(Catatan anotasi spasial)
━━━━━━

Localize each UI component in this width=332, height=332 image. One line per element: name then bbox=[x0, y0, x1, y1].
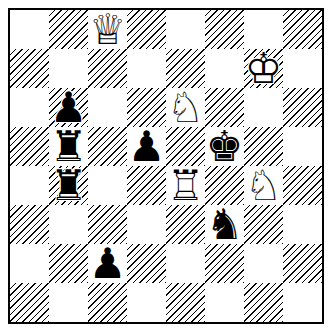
square-e3[interactable] bbox=[166, 205, 205, 244]
square-c6[interactable] bbox=[88, 88, 127, 127]
square-g4[interactable]: ♞♘ bbox=[244, 166, 283, 205]
piece-black-pawn-d5[interactable]: ♟ bbox=[127, 127, 166, 166]
square-b3[interactable] bbox=[49, 205, 88, 244]
square-e2[interactable] bbox=[166, 244, 205, 283]
piece-white-queen-c8[interactable]: ♛♕ bbox=[88, 10, 127, 49]
square-c7[interactable] bbox=[88, 49, 127, 88]
square-f7[interactable] bbox=[205, 49, 244, 88]
square-f5[interactable]: ♚ bbox=[205, 127, 244, 166]
square-e4[interactable]: ♜♖ bbox=[166, 166, 205, 205]
square-e8[interactable] bbox=[166, 10, 205, 49]
black-pawn-icon: ♟ bbox=[127, 127, 166, 166]
square-c8[interactable]: ♛♕ bbox=[88, 10, 127, 49]
square-d2[interactable] bbox=[127, 244, 166, 283]
black-pawn-icon: ♟ bbox=[88, 244, 127, 283]
board-border: ♛♕♚♔♟♞♘♜♟♚♜♜♖♞♘♞♟ bbox=[8, 8, 324, 324]
square-a3[interactable] bbox=[10, 205, 49, 244]
square-b2[interactable] bbox=[49, 244, 88, 283]
square-a4[interactable] bbox=[10, 166, 49, 205]
square-h8[interactable] bbox=[283, 10, 322, 49]
piece-black-rook-b4[interactable]: ♜ bbox=[49, 166, 88, 205]
square-f2[interactable] bbox=[205, 244, 244, 283]
square-d5[interactable]: ♟ bbox=[127, 127, 166, 166]
black-king-icon: ♚ bbox=[205, 127, 244, 166]
white-knight-icon: ♘ bbox=[244, 166, 283, 205]
square-f1[interactable] bbox=[205, 283, 244, 322]
square-a7[interactable] bbox=[10, 49, 49, 88]
square-a8[interactable] bbox=[10, 10, 49, 49]
white-king-icon: ♔ bbox=[244, 49, 283, 88]
square-h6[interactable] bbox=[283, 88, 322, 127]
square-a5[interactable] bbox=[10, 127, 49, 166]
square-h7[interactable] bbox=[283, 49, 322, 88]
square-g7[interactable]: ♚♔ bbox=[244, 49, 283, 88]
square-c1[interactable] bbox=[88, 283, 127, 322]
square-a6[interactable] bbox=[10, 88, 49, 127]
piece-white-rook-e4[interactable]: ♜♖ bbox=[166, 166, 205, 205]
square-f8[interactable] bbox=[205, 10, 244, 49]
square-b4[interactable]: ♜ bbox=[49, 166, 88, 205]
white-knight-icon: ♘ bbox=[166, 88, 205, 127]
square-h5[interactable] bbox=[283, 127, 322, 166]
chess-board: ♛♕♚♔♟♞♘♜♟♚♜♜♖♞♘♞♟ bbox=[10, 10, 322, 322]
square-c2[interactable]: ♟ bbox=[88, 244, 127, 283]
piece-black-king-f5[interactable]: ♚ bbox=[205, 127, 244, 166]
black-rook-icon: ♜ bbox=[49, 166, 88, 205]
black-knight-icon: ♞ bbox=[205, 205, 244, 244]
square-g6[interactable] bbox=[244, 88, 283, 127]
square-h2[interactable] bbox=[283, 244, 322, 283]
white-queen-icon: ♕ bbox=[88, 10, 127, 49]
square-h3[interactable] bbox=[283, 205, 322, 244]
white-rook-icon: ♖ bbox=[166, 166, 205, 205]
chess-diagram: ♛♕♚♔♟♞♘♜♟♚♜♜♖♞♘♞♟ bbox=[0, 0, 332, 332]
square-h4[interactable] bbox=[283, 166, 322, 205]
square-d3[interactable] bbox=[127, 205, 166, 244]
square-c4[interactable] bbox=[88, 166, 127, 205]
square-b1[interactable] bbox=[49, 283, 88, 322]
square-e6[interactable]: ♞♘ bbox=[166, 88, 205, 127]
square-g3[interactable] bbox=[244, 205, 283, 244]
piece-white-knight-g4[interactable]: ♞♘ bbox=[244, 166, 283, 205]
square-c5[interactable] bbox=[88, 127, 127, 166]
square-d4[interactable] bbox=[127, 166, 166, 205]
square-d1[interactable] bbox=[127, 283, 166, 322]
square-g2[interactable] bbox=[244, 244, 283, 283]
square-f3[interactable]: ♞ bbox=[205, 205, 244, 244]
square-d8[interactable] bbox=[127, 10, 166, 49]
square-a2[interactable] bbox=[10, 244, 49, 283]
square-d7[interactable] bbox=[127, 49, 166, 88]
square-g1[interactable] bbox=[244, 283, 283, 322]
piece-white-king-g7[interactable]: ♚♔ bbox=[244, 49, 283, 88]
piece-black-pawn-c2[interactable]: ♟ bbox=[88, 244, 127, 283]
piece-black-knight-f3[interactable]: ♞ bbox=[205, 205, 244, 244]
square-a1[interactable] bbox=[10, 283, 49, 322]
square-b8[interactable] bbox=[49, 10, 88, 49]
piece-white-knight-e6[interactable]: ♞♘ bbox=[166, 88, 205, 127]
square-h1[interactable] bbox=[283, 283, 322, 322]
square-e1[interactable] bbox=[166, 283, 205, 322]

━━━━━━

# Rincian Soal
Susun setiap baris dari seluruh catatan di atas menjadi tabel Markdown dengan kolom "No" untuk nomor urut dan "Baris" untuk isi baris. Lewati baris kosong dan jangan sertakan gambar dalam jawaban.

# Jawaban Tertulis
| No | Baris |
|---|---|
| 1 | Localize each UI component in this width=332, height=332 image. One line per element: name then bbox=[x0, y0, x1, y1]. |
| 2 | square-e3[interactable] bbox=[166, 205, 205, 244] |
| 3 | square-c6[interactable] bbox=[88, 88, 127, 127] |
| 4 | square-g4[interactable]: ♞♘ bbox=[244, 166, 283, 205] |
| 5 | piece-black-pawn-d5[interactable]: ♟ bbox=[127, 127, 166, 166] |
| 6 | square-b3[interactable] bbox=[49, 205, 88, 244] |
| 7 | square-e2[interactable] bbox=[166, 244, 205, 283] |
| 8 | piece-white-queen-c8[interactable]: ♛♕ bbox=[88, 10, 127, 49] |
| 9 | square-c7[interactable] bbox=[88, 49, 127, 88] |
| 10 | square-f7[interactable] bbox=[205, 49, 244, 88] |
| 11 | square-f5[interactable]: ♚ bbox=[205, 127, 244, 166] |
| 12 | square-e4[interactable]: ♜♖ bbox=[166, 166, 205, 205] |
| 13 | square-e8[interactable] bbox=[166, 10, 205, 49] |
| 14 | black-pawn-icon: ♟ bbox=[127, 127, 166, 166] |
| 15 | square-c8[interactable]: ♛♕ bbox=[88, 10, 127, 49] |
| 16 | square-d2[interactable] bbox=[127, 244, 166, 283] |
| 17 | black-pawn-icon: ♟ bbox=[88, 244, 127, 283] |
| 18 | board-border: ♛♕♚♔♟♞♘♜♟♚♜♜♖♞♘♞♟ bbox=[8, 8, 324, 324] |
| 19 | square-a3[interactable] bbox=[10, 205, 49, 244] |
| 20 | square-b2[interactable] bbox=[49, 244, 88, 283] |
| 21 | square-a4[interactable] bbox=[10, 166, 49, 205] |
| 22 | square-h8[interactable] bbox=[283, 10, 322, 49] |
| 23 | piece-black-rook-b4[interactable]: ♜ bbox=[49, 166, 88, 205] |
| 24 | square-f2[interactable] bbox=[205, 244, 244, 283] |
| 25 | square-d5[interactable]: ♟ bbox=[127, 127, 166, 166] |
| 26 | black-king-icon: ♚ bbox=[205, 127, 244, 166] |
| 27 | white-knight-icon: ♘ bbox=[244, 166, 283, 205] |
| 28 | square-f1[interactable] bbox=[205, 283, 244, 322] |
| 29 | square-a7[interactable] bbox=[10, 49, 49, 88] |
| 30 | square-a8[interactable] bbox=[10, 10, 49, 49] |
| 31 | white-king-icon: ♔ bbox=[244, 49, 283, 88] |
| 32 | square-h6[interactable] bbox=[283, 88, 322, 127] |
| 33 | square-a5[interactable] bbox=[10, 127, 49, 166] |
| 34 | square-h7[interactable] bbox=[283, 49, 322, 88] |
| 35 | square-g7[interactable]: ♚♔ bbox=[244, 49, 283, 88] |
| 36 | square-c1[interactable] bbox=[88, 283, 127, 322] |
| 37 | square-a6[interactable] bbox=[10, 88, 49, 127] |
| 38 | piece-white-rook-e4[interactable]: ♜♖ bbox=[166, 166, 205, 205] |
| 39 | square-f8[interactable] bbox=[205, 10, 244, 49] |
| 40 | square-b4[interactable]: ♜ bbox=[49, 166, 88, 205] |
| 41 | white-knight-icon: ♘ bbox=[166, 88, 205, 127] |
| 42 | square-h5[interactable] bbox=[283, 127, 322, 166] |
| 43 | chess-board: ♛♕♚♔♟♞♘♜♟♚♜♜♖♞♘♞♟ bbox=[10, 10, 322, 322] |
| 44 | square-c2[interactable]: ♟ bbox=[88, 244, 127, 283] |
| 45 | piece-black-king-f5[interactable]: ♚ bbox=[205, 127, 244, 166] |
| 46 | black-rook-icon: ♜ bbox=[49, 166, 88, 205] |
| 47 | black-knight-icon: ♞ bbox=[205, 205, 244, 244] |
| 48 | square-g6[interactable] bbox=[244, 88, 283, 127] |
| 49 | square-h2[interactable] bbox=[283, 244, 322, 283] |
| 50 | white-queen-icon: ♕ bbox=[88, 10, 127, 49] |
| 51 | square-h3[interactable] bbox=[283, 205, 322, 244] |
| 52 | white-rook-icon: ♖ bbox=[166, 166, 205, 205] |
| 53 | chess-diagram: ♛♕♚♔♟♞♘♜♟♚♜♜♖♞♘♞♟ bbox=[0, 0, 332, 332] |
| 54 | square-h4[interactable] bbox=[283, 166, 322, 205] |
| 55 | square-d3[interactable] bbox=[127, 205, 166, 244] |
| 56 | square-c4[interactable] bbox=[88, 166, 127, 205] |
| 57 | square-b1[interactable] bbox=[49, 283, 88, 322] |
| 58 | square-e6[interactable]: ♞♘ bbox=[166, 88, 205, 127] |
| 59 | square-g3[interactable] bbox=[244, 205, 283, 244] |
| 60 | piece-white-knight-g4[interactable]: ♞♘ bbox=[244, 166, 283, 205] |
| 61 | square-c5[interactable] bbox=[88, 127, 127, 166] |
| 62 | square-d4[interactable] bbox=[127, 166, 166, 205] |
| 63 | square-d1[interactable] bbox=[127, 283, 166, 322] |
| 64 | square-g2[interactable] bbox=[244, 244, 283, 283] |
| 65 | square-f3[interactable]: ♞ bbox=[205, 205, 244, 244] |
| 66 | square-d8[interactable] bbox=[127, 10, 166, 49] |
| 67 | square-a2[interactable] bbox=[10, 244, 49, 283] |
| 68 | square-d7[interactable] bbox=[127, 49, 166, 88] |
| 69 | square-g1[interactable] bbox=[244, 283, 283, 322] |
| 70 | piece-white-king-g7[interactable]: ♚♔ bbox=[244, 49, 283, 88] |
| 71 | piece-black-pawn-c2[interactable]: ♟ bbox=[88, 244, 127, 283] |
| 72 | piece-black-knight-f3[interactable]: ♞ bbox=[205, 205, 244, 244] |
| 73 | square-a1[interactable] bbox=[10, 283, 49, 322] |
| 74 | square-b8[interactable] bbox=[49, 10, 88, 49] |
| 75 | piece-white-knight-e6[interactable]: ♞♘ bbox=[166, 88, 205, 127] |
| 76 | square-h1[interactable] bbox=[283, 283, 322, 322] |
| 77 | square-e1[interactable] bbox=[166, 283, 205, 322] |